HOW TO COMPLETE THIS TASK: Continue the mailing-list reply about combining next(items) with a for loop, picking up right after its last line.

:: PROVIDED TEXT ::

FromIan Kelly <ian.g.kelly@gmail.com>
Date2011-09-10 22:01 -0600
SubjectRe: Idioms combining 'next(items)' and 'for item in items:'
Message-ID<mailman.969.1315713693.27778.python-list@python.org>
On Sat, Sep 10, 2011 at 1:36 PM, Terry Reedy <tjreedy@udel.edu> wrote:
> The statement containing the explicit next(items) call can optionally be
> wrapped to explicitly handle the case of an empty iterable in whatever
> manner is desired.
>
> try:
>    <set up with next(items)>
> except StopIteration:
>    raise ValueError("iterable cannot be empty")

The only time that's optional is when you're writing an iterator and
the try-except would end up looking like this:

try:
    # do stuff with next(items)

:::
:: EXTRACTED RECORDS ::

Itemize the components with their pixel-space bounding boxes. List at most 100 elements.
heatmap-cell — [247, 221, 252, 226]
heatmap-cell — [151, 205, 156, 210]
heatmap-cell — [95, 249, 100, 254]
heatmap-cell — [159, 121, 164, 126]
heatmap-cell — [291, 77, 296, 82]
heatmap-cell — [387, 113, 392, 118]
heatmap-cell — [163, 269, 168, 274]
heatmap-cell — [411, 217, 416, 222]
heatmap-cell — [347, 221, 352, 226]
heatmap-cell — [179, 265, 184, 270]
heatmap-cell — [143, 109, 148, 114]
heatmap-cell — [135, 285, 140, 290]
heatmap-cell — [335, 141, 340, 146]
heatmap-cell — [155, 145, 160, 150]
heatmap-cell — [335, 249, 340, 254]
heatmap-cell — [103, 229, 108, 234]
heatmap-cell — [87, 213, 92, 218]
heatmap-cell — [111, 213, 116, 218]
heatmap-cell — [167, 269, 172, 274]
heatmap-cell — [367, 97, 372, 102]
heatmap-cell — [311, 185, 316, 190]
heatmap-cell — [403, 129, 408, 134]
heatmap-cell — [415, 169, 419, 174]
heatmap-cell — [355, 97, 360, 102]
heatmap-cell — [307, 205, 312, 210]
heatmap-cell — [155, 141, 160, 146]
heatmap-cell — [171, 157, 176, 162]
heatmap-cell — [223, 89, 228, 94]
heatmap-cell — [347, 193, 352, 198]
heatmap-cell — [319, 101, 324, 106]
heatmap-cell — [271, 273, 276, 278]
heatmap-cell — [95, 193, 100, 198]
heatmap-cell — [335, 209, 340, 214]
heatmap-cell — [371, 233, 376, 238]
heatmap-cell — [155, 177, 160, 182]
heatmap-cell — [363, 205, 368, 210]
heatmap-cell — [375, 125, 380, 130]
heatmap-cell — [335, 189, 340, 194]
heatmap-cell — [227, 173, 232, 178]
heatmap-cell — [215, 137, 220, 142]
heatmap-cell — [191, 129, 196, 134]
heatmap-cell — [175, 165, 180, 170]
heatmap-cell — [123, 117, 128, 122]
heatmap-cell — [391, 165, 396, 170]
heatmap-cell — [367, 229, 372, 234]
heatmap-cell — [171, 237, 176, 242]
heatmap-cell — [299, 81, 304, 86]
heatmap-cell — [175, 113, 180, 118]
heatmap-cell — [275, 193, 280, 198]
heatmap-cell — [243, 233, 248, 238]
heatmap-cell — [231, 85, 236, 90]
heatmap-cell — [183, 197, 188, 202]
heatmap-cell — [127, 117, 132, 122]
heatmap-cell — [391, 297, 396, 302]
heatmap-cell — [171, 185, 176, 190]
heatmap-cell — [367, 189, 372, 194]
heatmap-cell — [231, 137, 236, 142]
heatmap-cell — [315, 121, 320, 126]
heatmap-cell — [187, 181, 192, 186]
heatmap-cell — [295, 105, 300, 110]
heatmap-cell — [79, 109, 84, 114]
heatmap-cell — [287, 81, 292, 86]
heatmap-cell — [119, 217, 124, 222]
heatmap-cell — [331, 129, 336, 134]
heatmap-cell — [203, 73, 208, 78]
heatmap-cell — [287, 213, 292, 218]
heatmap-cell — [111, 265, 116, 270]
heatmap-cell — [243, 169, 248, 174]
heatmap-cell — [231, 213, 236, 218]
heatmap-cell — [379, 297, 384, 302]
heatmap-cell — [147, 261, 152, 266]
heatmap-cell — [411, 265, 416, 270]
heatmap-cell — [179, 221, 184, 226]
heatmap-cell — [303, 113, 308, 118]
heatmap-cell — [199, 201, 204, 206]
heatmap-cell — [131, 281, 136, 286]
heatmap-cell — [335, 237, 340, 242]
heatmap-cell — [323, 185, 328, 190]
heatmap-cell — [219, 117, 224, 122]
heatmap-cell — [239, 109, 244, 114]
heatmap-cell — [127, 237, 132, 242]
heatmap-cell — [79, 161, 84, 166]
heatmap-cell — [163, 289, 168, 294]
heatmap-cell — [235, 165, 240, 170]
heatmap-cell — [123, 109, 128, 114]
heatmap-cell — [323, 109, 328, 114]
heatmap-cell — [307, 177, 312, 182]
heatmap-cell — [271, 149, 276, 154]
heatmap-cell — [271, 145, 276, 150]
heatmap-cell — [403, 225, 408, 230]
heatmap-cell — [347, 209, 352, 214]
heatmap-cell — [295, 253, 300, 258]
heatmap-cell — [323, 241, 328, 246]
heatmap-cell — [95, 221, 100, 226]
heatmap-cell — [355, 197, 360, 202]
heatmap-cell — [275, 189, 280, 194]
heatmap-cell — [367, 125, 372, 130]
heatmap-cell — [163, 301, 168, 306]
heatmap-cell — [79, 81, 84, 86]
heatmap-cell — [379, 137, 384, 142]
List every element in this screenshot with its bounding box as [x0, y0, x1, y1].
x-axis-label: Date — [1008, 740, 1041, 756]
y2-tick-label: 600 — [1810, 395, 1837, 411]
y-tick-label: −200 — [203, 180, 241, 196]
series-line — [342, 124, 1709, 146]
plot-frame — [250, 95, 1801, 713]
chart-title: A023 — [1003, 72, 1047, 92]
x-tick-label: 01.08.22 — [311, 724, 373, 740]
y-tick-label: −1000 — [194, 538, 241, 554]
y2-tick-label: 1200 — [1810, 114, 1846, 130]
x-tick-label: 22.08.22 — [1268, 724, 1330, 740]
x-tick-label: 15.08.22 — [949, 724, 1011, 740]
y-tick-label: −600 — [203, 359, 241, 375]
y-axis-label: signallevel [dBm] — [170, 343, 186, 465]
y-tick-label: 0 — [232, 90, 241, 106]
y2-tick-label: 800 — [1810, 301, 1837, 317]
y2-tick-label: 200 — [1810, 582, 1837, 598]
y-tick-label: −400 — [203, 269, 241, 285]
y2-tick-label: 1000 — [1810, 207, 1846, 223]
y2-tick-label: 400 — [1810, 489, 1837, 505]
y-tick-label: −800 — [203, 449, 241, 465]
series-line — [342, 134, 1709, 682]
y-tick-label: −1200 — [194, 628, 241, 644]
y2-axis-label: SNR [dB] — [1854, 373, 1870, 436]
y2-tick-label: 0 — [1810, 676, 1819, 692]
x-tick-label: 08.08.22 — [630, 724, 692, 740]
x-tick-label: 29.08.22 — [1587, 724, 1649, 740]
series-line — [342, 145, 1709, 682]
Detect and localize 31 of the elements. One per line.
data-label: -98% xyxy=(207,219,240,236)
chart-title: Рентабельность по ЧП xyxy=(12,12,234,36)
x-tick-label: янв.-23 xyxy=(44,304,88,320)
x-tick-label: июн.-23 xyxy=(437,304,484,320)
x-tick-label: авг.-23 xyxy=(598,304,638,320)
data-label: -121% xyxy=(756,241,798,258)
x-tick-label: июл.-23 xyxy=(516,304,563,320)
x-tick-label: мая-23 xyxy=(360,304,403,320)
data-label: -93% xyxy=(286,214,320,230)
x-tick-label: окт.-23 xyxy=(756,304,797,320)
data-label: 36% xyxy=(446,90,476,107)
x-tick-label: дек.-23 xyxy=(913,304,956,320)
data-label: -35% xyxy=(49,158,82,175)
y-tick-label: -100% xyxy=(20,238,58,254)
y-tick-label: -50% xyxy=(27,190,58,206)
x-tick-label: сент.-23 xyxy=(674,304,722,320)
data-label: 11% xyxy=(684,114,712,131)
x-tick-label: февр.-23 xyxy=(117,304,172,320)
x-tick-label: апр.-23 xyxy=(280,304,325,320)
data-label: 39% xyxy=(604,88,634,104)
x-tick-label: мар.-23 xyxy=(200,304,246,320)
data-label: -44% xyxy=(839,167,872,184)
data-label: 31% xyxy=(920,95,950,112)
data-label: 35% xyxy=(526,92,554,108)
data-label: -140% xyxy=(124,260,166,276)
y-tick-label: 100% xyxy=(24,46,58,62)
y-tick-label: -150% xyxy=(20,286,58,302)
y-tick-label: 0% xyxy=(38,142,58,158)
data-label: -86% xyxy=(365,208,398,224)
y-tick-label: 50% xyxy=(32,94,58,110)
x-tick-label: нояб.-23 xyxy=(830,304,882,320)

:::

RESULT BELOW:
except StopIteration:
    raise StopIteration

And even then, it's probably a good idea to clearly document that
you're allowing a StopIteration from one iterator to propagate up as a
StopIteration for another.

Apart from that case, whenever you call next() you should always be
prepared to catch a StopIteration.  Letting a StopIteration propagate
up the stack to parts unknown is bad juju because it's a flow control
exception, not an error-signaling exception.  If it happens to
propagate up to another for loop, then it will break out of the for
loop, and the exception will simply be swallowed.